*** Begin section ***

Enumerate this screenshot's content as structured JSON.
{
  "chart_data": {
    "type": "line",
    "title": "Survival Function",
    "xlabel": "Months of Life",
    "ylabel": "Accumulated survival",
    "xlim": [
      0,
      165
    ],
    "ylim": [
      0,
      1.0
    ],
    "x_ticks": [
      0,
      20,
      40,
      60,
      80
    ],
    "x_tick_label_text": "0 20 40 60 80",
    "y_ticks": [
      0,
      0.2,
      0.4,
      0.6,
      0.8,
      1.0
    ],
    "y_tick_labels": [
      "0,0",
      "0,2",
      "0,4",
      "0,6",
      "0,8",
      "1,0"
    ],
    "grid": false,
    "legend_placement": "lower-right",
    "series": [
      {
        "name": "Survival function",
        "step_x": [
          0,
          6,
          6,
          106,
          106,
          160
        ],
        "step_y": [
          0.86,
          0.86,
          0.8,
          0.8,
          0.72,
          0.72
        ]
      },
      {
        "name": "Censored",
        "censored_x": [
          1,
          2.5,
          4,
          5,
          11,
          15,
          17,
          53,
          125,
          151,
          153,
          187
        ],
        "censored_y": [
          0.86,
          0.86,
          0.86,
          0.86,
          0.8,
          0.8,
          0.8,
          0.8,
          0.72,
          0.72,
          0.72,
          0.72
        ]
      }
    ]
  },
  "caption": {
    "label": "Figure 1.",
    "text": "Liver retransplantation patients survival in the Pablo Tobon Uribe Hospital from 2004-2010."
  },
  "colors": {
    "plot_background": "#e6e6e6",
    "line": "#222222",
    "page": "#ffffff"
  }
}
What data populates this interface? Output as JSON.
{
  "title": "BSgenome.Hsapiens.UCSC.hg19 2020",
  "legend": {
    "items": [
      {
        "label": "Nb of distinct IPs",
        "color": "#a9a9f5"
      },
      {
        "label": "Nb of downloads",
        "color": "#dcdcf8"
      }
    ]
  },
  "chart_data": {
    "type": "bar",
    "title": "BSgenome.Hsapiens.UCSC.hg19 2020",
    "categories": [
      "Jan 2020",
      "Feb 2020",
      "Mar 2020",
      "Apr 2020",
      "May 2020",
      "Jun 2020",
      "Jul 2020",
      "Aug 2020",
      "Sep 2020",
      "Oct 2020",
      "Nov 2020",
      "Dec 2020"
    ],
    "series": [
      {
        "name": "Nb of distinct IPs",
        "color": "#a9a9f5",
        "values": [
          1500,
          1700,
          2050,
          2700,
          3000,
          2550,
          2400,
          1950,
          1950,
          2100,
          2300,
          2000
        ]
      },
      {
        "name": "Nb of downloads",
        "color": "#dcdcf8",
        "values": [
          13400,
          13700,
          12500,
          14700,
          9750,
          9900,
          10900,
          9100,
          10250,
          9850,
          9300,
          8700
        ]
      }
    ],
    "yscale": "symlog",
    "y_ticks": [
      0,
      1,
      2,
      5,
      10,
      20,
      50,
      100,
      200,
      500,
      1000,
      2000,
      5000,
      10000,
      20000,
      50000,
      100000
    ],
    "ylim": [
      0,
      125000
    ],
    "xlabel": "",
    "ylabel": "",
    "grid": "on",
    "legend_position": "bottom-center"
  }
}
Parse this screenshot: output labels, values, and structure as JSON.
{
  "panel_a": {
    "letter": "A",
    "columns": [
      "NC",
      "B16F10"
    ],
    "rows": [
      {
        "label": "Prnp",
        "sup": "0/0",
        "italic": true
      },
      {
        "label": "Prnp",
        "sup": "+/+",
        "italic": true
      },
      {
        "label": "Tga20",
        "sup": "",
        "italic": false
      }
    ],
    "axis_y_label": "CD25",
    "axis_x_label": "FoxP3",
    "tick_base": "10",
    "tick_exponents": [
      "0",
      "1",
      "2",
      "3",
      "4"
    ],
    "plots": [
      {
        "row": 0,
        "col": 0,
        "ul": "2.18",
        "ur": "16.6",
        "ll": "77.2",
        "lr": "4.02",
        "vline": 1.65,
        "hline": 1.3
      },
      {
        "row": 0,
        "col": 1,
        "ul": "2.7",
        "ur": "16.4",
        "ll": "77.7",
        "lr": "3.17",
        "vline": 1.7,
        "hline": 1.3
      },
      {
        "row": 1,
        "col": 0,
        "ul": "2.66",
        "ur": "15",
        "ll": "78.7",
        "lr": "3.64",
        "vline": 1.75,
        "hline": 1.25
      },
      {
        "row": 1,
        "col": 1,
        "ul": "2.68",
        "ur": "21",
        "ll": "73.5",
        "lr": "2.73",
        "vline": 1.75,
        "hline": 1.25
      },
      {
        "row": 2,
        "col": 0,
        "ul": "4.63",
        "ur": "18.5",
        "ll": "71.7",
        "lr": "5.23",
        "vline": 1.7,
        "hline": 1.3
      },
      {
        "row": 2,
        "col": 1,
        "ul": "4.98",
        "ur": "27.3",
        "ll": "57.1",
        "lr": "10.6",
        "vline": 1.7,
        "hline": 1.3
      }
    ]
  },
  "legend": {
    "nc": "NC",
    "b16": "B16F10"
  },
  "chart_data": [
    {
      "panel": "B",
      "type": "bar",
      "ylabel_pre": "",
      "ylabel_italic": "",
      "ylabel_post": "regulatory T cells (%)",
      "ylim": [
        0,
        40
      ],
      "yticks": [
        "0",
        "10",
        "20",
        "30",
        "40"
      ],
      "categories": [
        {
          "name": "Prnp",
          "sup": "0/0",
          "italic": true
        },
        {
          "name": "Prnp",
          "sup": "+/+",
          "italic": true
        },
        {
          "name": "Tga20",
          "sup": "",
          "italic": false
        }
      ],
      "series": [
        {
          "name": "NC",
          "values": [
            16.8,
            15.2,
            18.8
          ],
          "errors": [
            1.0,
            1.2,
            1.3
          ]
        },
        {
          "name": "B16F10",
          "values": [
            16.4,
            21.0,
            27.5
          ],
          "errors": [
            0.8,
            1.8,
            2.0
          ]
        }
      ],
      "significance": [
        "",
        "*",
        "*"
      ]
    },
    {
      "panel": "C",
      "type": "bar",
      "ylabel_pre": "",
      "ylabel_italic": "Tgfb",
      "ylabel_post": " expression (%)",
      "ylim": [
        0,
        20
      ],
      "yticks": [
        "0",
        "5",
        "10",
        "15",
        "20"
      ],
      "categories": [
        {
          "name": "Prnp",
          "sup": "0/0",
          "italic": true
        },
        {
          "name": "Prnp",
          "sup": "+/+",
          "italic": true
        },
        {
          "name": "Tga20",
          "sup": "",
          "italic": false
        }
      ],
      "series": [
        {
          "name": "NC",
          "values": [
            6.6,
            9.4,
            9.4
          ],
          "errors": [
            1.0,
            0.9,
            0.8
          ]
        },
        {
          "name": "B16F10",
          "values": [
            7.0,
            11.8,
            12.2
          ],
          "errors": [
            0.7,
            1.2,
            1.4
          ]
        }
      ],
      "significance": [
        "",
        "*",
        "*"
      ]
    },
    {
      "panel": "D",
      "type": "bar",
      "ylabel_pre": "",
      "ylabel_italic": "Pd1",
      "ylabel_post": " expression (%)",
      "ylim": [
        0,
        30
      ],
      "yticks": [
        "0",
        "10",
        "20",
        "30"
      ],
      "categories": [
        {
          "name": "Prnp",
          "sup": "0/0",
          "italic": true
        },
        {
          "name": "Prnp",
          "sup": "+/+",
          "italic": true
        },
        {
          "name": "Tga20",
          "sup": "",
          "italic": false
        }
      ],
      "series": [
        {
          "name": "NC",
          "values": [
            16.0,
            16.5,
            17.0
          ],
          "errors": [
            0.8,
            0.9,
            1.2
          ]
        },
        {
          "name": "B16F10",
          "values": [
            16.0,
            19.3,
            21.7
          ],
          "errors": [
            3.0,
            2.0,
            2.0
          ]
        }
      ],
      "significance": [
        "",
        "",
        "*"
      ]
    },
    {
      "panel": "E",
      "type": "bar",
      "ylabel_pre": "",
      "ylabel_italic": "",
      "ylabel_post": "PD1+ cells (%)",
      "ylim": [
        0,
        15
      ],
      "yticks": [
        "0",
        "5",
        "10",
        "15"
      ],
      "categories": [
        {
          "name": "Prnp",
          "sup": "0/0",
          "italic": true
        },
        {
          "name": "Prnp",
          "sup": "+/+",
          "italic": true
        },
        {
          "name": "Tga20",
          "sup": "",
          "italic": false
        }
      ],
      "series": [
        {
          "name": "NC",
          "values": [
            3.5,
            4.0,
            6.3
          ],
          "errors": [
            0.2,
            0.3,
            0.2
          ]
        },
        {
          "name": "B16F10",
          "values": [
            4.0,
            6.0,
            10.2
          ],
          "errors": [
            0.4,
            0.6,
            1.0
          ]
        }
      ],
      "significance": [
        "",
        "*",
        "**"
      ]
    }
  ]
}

*** End section ***

* **EXERCISE BRIEF**:
Go line by line through the data and copy any that contain "screenshot".

* **YOUR SOLUTION**:
Enumerate this screenshot's content as structured JSON.
Parse this screenshot: output labels, values, and structure as JSON.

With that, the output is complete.